Brief. State how many lines in these records contain the word "poslednje", and nothing else.

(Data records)

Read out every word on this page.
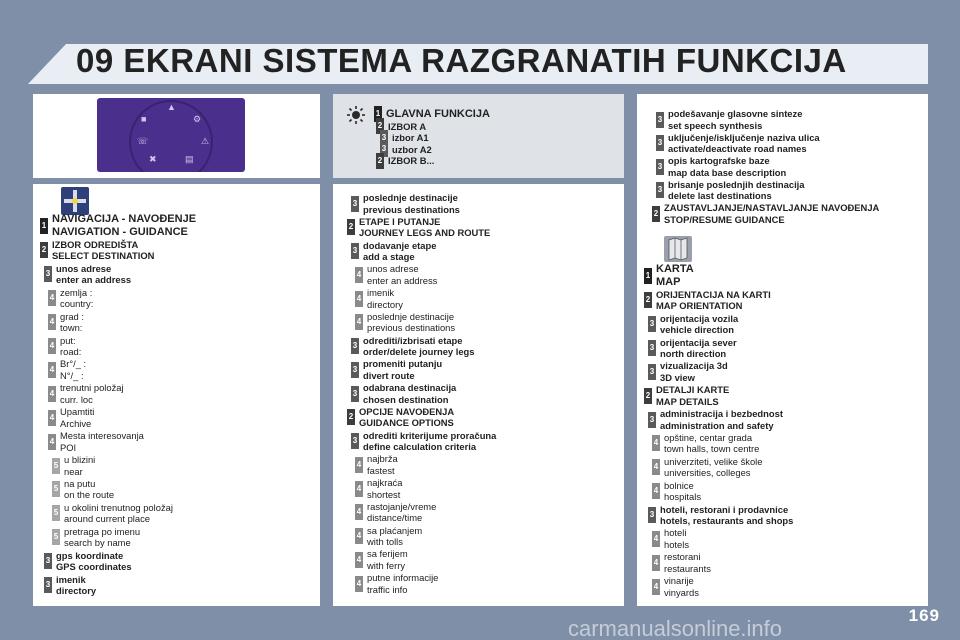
09 EKRANI SISTEMA RAZGRANATIH FUNKCIJA
▲
■	⚙
☏	⚠
✖	▤
1 GLAVNA FUNKCIJA
2 IZBOR A
3 izbor A1
3 uzbor A2
2 IZBOR B...
1 NAVIGACIJA - NAVOĐENJE
NAVIGATION - GUIDANCE
2 IZBOR ODREDIŠTA
SELECT DESTINATION
3 unos adrese
enter an address
4 zemlja :
country:
4 grad :
town:
4 put:
road:
4 Br°/_ :
N°/_ :
4 trenutni položaj
curr. loc
4 Upamtiti
Archive
4 Mesta interesovanja
POI
5 u blizini
near
5 na putu
on the route
5 u okolini trenutnog položaj
around current place
5 pretraga po imenu
search by name
3 gps koordinate
GPS coordinates
3 imenik
directory
3 poslednje destinacije
previous destinations
2 ETAPE I PUTANJE
JOURNEY LEGS AND ROUTE
3 dodavanje etape
add a stage
4 unos adrese
enter an address
4 imenik
directory
4 poslednje destinacije
previous destinations
3 odrediti/izbrisati etape
order/delete journey legs
3 promeniti putanju
divert route
3 odabrana destinacija
chosen destination
2 OPCIJE NAVOĐENJA
GUIDANCE OPTIONS
3 odrediti kriterijume proračuna
define calculation criteria
4 najbrža
fastest
4 najkraća
shortest
4 rastojanje/vreme
distance/time
4 sa plaćanjem
with tolls
4 sa ferijem
with ferry
4 putne informacije
traffic info
3 podešavanje glasovne sinteze
set speech synthesis
3 uključenje/isključenje naziva ulica
activate/deactivate road names
3 opis kartografske baze
map data base description
3 brisanje poslednjih destinacija
delete last destinations
2 ZAUSTAVLJANJE/NASTAVLJANJE NAVOĐENJA
STOP/RESUME GUIDANCE
1 KARTA
MAP
2 ORIJENTACIJA NA KARTI
MAP ORIENTATION
3 orijentacija vozila
vehicle direction
3 orijentacija sever
north direction
3 vizualizacija 3d
3D view
2 DETALJI KARTE
MAP DETAILS
3 administracija i bezbednost
administration and safety
4 opštine, centar grada
town halls, town centre
4 univerziteti, velike škole
universities, colleges
4 bolnice
hospitals
3 hoteli, restorani i prodavnice
hotels, restaurants and shops
4 hoteli
hotels
4 restorani
restaurants
4 vinarije
vinyards
169
carmanualsonline.info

Task output. 2